##### Texto de lectura #####
Antonio Mora
Me encuentro con el poeta Antonio Mora y le digo que por fin conocí a Pregonero, el pueblo donde nació el poeta.
El poeta se alegra:
—¡Qué bueno! ¿Y viste la placa que pusieron donde yo nací?
Yo le respondo que no porque no sé en qué casa nació.
—¿Y qué dice la placa? —le pregunto.
—Dice: “Expendio de Licores Nº 135”.
Pancho Massiani y Eugène Ionesco
Una noche el escritor venezolano Francisco Massiani conversaba con un desconocido en un bar de París. La conversación era de lo más animada. En uno de los viajes de Pancho al baño fue abordado por otro venezolano que también estaba en el bar. El otro venezolano le preguntó a Pancho si sabía con quién estaba hablando. Y Pancho respondió sinceramente que no. El venezolano le informó que se trataba nada más y nada menos que del famoso escritor Eugène Ionesco.
Al saber la noticia, Pancho medio se sacudió, salió inmediatamente y preguntó a su contertulio que si era verdad que él era Ionesco.
A lo que Ionesco respondió:
—Es verdad, soy Ionesco, pero vamos a seguir conversando como si no lo fuera.
Fontanarrosa
Uno de los personajes más conocidos del recientemente fallecido caricaturista argentino Fontanarrosa es Inodoro Pereyra.
Un día, Pereyra se encontraba tomando tragos y un amigo le reclama:
—Es que usted es muy vago.
Inodoro se defiende:
—Vago no, quizá algo tímido para el esjuerzo.
Erasmo Fernández
Laura estaba de cumpleaños. Su hermano, Alejandro Oviedo, y los poetas David González Lobo, Leonardo Ruiz Tirado y Erasmo Fernández querían regalarle algo pero no tenían dinero. Ezra Mo, como le decía Alejandro al poeta Erasmo, propuso entonces robar unas flores del cementerio El Espejo, que quedaba cerca. Así lo hicieron.
El Cementerio El Espejo en esos tiempos era un lugar de descanso para los poetas, de descanso no eterno. Los poetas entraban y salían como si se tratara de su casa. Era un lugar, digamos, con cierta familiaridad, para no decir “De ambiente familiar” porque sería demasiado.
Llegada la noche, el poeta Erasmo escaló los altos muros del camposanto y seleccionó con marcado esmero las flores más bonitas, las más resplandecientes, mientras afuera los otros poetas le “cantaban la zona”.
##### Extractos de datos #####
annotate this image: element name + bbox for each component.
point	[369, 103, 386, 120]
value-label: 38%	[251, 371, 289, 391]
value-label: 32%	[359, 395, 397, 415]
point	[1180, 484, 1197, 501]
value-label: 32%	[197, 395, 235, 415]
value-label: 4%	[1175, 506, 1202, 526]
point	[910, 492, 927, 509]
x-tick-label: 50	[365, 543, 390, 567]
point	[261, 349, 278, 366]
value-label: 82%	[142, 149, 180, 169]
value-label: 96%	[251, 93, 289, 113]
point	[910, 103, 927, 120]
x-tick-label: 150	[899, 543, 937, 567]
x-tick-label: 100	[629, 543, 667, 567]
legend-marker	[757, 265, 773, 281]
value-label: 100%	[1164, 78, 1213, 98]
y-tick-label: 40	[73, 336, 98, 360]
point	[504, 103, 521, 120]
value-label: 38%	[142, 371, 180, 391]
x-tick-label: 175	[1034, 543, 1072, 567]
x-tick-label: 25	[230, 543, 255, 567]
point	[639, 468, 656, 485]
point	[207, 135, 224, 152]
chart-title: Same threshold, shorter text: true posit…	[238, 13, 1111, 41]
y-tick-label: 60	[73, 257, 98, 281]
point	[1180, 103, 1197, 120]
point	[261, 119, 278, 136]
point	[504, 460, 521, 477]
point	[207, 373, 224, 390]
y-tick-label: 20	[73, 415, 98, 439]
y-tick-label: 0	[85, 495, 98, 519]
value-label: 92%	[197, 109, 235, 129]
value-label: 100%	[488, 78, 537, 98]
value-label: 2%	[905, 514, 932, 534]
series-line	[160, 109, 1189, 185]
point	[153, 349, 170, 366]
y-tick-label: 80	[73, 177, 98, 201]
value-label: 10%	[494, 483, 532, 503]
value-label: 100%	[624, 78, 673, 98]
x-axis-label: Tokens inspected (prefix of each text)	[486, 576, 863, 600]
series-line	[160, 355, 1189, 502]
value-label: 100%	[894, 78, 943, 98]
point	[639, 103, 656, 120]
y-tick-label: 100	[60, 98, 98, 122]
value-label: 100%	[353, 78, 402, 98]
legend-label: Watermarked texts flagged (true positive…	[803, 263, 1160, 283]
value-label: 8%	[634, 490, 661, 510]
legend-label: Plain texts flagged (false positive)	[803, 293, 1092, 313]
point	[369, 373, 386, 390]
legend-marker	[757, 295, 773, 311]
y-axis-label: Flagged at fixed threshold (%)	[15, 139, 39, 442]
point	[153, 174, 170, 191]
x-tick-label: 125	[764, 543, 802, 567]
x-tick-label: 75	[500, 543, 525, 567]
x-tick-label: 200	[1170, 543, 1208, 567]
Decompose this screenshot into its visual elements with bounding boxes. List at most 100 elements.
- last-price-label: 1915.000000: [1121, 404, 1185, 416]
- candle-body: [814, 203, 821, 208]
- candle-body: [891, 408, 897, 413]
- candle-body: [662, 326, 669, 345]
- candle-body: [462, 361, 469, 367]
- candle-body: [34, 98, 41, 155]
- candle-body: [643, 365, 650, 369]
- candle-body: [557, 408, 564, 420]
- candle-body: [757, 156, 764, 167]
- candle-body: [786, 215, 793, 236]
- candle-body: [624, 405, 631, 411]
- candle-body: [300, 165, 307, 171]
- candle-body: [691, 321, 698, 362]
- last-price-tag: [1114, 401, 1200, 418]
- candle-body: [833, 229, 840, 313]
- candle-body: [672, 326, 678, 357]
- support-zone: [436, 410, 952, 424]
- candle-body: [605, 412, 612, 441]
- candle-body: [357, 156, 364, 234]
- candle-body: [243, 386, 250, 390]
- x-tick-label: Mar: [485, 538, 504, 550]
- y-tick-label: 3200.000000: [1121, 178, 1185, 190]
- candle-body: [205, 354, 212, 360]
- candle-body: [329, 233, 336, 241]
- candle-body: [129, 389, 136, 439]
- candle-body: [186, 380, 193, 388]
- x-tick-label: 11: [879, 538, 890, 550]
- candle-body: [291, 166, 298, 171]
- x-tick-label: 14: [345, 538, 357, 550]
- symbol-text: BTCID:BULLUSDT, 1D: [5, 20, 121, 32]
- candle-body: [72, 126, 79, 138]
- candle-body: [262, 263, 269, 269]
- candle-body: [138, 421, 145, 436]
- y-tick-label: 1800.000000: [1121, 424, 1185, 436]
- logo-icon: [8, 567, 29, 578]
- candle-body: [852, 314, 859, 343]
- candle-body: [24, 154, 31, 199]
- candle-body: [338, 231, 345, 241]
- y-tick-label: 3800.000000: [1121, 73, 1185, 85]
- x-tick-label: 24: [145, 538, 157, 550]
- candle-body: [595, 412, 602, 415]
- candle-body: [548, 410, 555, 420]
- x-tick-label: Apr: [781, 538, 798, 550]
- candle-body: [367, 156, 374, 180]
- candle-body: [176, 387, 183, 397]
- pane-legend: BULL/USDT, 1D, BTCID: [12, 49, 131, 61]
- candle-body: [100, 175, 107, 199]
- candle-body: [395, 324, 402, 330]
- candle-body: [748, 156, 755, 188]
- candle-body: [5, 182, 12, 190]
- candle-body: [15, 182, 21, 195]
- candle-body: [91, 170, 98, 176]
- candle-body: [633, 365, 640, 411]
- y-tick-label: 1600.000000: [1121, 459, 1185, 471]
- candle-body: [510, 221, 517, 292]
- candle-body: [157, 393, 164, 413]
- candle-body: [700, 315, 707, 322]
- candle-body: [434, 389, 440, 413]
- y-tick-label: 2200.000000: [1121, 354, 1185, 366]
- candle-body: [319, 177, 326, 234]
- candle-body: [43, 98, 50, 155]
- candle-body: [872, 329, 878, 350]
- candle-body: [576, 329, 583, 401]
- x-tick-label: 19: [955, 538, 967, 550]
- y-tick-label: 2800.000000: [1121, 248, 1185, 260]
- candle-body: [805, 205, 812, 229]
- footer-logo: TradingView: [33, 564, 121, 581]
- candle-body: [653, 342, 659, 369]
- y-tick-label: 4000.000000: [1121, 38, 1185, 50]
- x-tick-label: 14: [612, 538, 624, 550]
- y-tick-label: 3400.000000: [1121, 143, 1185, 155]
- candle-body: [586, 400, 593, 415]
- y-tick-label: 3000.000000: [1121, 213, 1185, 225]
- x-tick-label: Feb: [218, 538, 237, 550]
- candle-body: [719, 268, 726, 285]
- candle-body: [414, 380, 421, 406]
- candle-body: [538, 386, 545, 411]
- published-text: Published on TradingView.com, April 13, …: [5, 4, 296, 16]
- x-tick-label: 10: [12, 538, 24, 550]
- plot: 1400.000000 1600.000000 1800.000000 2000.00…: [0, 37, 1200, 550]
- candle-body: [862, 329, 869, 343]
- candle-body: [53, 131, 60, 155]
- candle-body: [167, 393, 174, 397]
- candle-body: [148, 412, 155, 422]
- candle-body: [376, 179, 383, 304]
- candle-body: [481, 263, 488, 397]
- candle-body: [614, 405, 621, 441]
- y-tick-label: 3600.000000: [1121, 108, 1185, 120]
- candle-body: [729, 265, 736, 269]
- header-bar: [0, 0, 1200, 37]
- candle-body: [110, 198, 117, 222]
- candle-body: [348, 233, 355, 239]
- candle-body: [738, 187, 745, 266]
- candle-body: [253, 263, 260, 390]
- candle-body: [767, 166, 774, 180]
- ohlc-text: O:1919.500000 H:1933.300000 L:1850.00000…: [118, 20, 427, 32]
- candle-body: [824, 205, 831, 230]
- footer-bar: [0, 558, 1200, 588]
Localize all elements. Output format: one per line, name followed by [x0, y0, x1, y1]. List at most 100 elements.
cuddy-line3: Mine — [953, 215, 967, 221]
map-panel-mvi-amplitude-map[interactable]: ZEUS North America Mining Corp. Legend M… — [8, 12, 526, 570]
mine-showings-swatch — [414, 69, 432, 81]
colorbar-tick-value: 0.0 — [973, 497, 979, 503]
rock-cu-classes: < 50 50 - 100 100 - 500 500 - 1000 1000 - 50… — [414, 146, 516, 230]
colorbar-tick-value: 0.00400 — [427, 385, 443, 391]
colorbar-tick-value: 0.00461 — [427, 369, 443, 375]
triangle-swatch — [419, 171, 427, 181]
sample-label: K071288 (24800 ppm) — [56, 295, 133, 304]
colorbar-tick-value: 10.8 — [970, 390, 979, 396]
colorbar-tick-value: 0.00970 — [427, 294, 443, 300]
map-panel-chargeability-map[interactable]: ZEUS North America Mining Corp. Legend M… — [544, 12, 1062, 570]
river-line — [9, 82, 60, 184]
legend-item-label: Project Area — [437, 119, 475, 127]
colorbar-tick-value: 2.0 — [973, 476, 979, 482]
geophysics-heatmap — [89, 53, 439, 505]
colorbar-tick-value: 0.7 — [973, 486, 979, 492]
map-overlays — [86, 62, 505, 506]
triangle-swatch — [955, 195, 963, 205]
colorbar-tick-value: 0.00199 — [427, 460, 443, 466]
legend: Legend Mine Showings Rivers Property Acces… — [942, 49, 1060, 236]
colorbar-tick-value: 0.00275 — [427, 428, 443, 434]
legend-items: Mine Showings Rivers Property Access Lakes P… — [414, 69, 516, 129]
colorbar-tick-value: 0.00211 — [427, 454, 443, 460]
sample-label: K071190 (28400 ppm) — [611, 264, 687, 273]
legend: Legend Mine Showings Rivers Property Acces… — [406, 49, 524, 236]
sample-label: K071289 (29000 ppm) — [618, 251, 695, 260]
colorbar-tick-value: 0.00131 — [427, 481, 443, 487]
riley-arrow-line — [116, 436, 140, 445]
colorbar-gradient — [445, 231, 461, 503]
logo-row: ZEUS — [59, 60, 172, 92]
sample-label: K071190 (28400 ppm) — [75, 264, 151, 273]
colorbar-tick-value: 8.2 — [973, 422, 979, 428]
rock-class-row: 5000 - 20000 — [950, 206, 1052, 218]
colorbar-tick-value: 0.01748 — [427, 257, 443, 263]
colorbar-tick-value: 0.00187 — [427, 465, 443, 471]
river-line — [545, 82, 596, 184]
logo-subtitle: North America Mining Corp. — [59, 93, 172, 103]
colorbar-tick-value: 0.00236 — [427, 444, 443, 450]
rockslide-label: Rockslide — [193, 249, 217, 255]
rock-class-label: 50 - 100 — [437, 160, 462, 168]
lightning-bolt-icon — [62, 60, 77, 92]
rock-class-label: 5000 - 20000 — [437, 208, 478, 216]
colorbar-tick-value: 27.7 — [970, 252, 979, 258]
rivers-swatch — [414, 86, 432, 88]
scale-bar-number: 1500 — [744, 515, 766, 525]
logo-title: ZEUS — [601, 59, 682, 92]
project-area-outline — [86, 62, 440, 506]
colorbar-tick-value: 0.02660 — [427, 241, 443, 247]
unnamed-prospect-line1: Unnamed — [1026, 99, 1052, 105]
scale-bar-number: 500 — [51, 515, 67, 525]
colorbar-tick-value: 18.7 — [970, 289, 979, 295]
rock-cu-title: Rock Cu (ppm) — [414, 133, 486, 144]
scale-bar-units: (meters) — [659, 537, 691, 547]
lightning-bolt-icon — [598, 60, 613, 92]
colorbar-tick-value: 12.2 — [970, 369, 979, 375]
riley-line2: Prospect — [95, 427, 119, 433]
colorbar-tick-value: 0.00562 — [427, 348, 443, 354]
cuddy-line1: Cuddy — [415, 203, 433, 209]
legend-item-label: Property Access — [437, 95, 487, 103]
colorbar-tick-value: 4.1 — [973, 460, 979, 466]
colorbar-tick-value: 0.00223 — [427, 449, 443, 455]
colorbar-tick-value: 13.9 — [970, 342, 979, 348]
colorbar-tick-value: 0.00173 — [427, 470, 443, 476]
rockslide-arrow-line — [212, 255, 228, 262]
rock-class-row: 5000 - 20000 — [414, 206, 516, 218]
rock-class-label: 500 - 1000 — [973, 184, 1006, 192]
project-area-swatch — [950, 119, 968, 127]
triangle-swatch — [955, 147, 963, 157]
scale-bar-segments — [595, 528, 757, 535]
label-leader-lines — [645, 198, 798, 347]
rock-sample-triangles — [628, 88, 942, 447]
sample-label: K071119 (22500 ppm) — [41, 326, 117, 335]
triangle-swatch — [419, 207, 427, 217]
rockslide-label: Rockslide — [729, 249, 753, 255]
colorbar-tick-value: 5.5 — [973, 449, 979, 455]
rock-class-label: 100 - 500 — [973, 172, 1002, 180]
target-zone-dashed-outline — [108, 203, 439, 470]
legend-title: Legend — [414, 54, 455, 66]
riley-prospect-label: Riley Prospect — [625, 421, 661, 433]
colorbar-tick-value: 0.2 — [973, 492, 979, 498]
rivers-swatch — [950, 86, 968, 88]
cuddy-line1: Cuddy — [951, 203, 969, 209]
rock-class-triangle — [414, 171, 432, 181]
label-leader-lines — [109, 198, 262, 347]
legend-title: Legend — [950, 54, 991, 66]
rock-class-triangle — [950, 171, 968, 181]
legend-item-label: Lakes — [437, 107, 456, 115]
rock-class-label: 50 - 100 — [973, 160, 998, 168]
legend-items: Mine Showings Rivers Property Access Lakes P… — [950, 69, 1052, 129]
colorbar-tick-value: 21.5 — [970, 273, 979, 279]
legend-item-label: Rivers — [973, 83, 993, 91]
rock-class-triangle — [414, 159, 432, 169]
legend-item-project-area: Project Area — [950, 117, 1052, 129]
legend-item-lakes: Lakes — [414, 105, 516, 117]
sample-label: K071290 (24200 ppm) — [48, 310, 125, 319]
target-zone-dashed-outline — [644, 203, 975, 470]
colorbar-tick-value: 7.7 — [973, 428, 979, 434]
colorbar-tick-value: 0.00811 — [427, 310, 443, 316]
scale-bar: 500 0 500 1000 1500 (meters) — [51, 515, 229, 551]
#####
▶ **Enunciado del ejercicio**
En el texto de anécdotas, ¿qué dice la placa que, según Antonio Mora, pusieron en el lugar donde él nació?

▶ **Respuesta escrita**
La placa dice: “Expendio de Licores Nº 135”.